● **Required work**
Retype all the records with nothing changed.

** START OF Material for the task **

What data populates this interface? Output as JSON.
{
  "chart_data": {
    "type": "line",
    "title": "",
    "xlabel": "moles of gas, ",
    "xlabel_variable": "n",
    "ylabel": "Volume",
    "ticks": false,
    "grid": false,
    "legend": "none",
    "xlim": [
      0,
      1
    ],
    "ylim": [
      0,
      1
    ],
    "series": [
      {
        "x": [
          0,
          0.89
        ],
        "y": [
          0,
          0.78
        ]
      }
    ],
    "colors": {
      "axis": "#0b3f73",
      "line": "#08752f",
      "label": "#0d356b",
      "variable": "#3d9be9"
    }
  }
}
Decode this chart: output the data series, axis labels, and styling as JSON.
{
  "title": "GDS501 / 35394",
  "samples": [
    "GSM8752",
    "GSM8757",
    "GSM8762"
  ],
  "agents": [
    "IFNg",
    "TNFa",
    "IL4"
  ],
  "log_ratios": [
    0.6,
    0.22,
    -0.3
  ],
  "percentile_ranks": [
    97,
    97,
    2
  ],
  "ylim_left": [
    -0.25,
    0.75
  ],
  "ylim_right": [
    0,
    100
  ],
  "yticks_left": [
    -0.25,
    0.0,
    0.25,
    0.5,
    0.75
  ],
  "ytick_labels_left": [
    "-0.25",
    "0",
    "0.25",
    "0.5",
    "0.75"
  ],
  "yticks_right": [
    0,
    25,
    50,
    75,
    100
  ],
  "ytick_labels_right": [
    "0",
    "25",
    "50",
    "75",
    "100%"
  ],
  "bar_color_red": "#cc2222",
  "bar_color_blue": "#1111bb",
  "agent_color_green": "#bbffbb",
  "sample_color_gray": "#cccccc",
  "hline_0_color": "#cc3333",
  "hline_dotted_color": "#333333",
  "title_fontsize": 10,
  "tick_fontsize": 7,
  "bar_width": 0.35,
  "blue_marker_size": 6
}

** END OF Material for the task **

● **Result below**
What data populates this interface? Output as JSON.
{
  "chart_data": {
    "type": "line",
    "title": "",
    "xlabel": "moles of gas, ",
    "xlabel_variable": "n",
    "ylabel": "Volume",
    "ticks": false,
    "grid": false,
    "legend": "none",
    "xlim": [
      0,
      1
    ],
    "ylim": [
      0,
      1
    ],
    "series": [
      {
        "x": [
          0,
          0.89
        ],
        "y": [
          0,
          0.78
        ]
      }
    ],
    "colors": {
      "axis": "#0b3f73",
      "line": "#08752f",
      "label": "#0d356b",
      "variable": "#3d9be9"
    }
  }
}
Decode this chart: output the data series, axis labels, and styling as JSON.
{
  "title": "GDS501 / 35394",
  "samples": [
    "GSM8752",
    "GSM8757",
    "GSM8762"
  ],
  "agents": [
    "IFNg",
    "TNFa",
    "IL4"
  ],
  "log_ratios": [
    0.6,
    0.22,
    -0.3
  ],
  "percentile_ranks": [
    97,
    97,
    2
  ],
  "ylim_left": [
    -0.25,
    0.75
  ],
  "ylim_right": [
    0,
    100
  ],
  "yticks_left": [
    -0.25,
    0.0,
    0.25,
    0.5,
    0.75
  ],
  "ytick_labels_left": [
    "-0.25",
    "0",
    "0.25",
    "0.5",
    "0.75"
  ],
  "yticks_right": [
    0,
    25,
    50,
    75,
    100
  ],
  "ytick_labels_right": [
    "0",
    "25",
    "50",
    "75",
    "100%"
  ],
  "bar_color_red": "#cc2222",
  "bar_color_blue": "#1111bb",
  "agent_color_green": "#bbffbb",
  "sample_color_gray": "#cccccc",
  "hline_0_color": "#cc3333",
  "hline_dotted_color": "#333333",
  "title_fontsize": 10,
  "tick_fontsize": 7,
  "bar_width": 0.35,
  "blue_marker_size": 6
}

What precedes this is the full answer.